(Items from a figure collection)
+++

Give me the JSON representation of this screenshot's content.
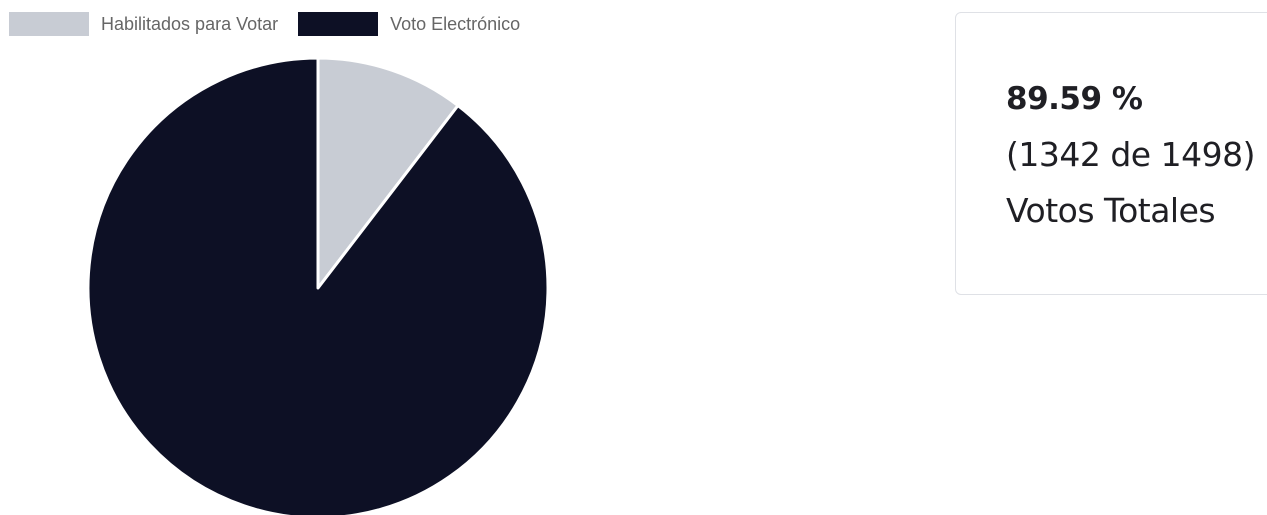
{
  "chart_data": {
    "type": "pie",
    "categories": [
      "Habilitados para Votar",
      "Voto Electrónico"
    ],
    "values": [
      156,
      1342
    ],
    "colors": [
      "#c8ccd4",
      "#0d1025"
    ],
    "legend_position": "top-left"
  },
  "stat_card": {
    "percent": "89.59 %",
    "detail": "(1342 de 1498)",
    "caption": "Votos Totales"
  }
}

+++

GOAL OF THE EXERCISE: Transcribe the whole listing exactly. Pictures are excluded.

FINISHED ANSWER:
Give me the JSON representation of this screenshot's content.
{
  "chart_data": {
    "type": "pie",
    "categories": [
      "Habilitados para Votar",
      "Voto Electrónico"
    ],
    "values": [
      156,
      1342
    ],
    "colors": [
      "#c8ccd4",
      "#0d1025"
    ],
    "legend_position": "top-left"
  },
  "stat_card": {
    "percent": "89.59 %",
    "detail": "(1342 de 1498)",
    "caption": "Votos Totales"
  }
}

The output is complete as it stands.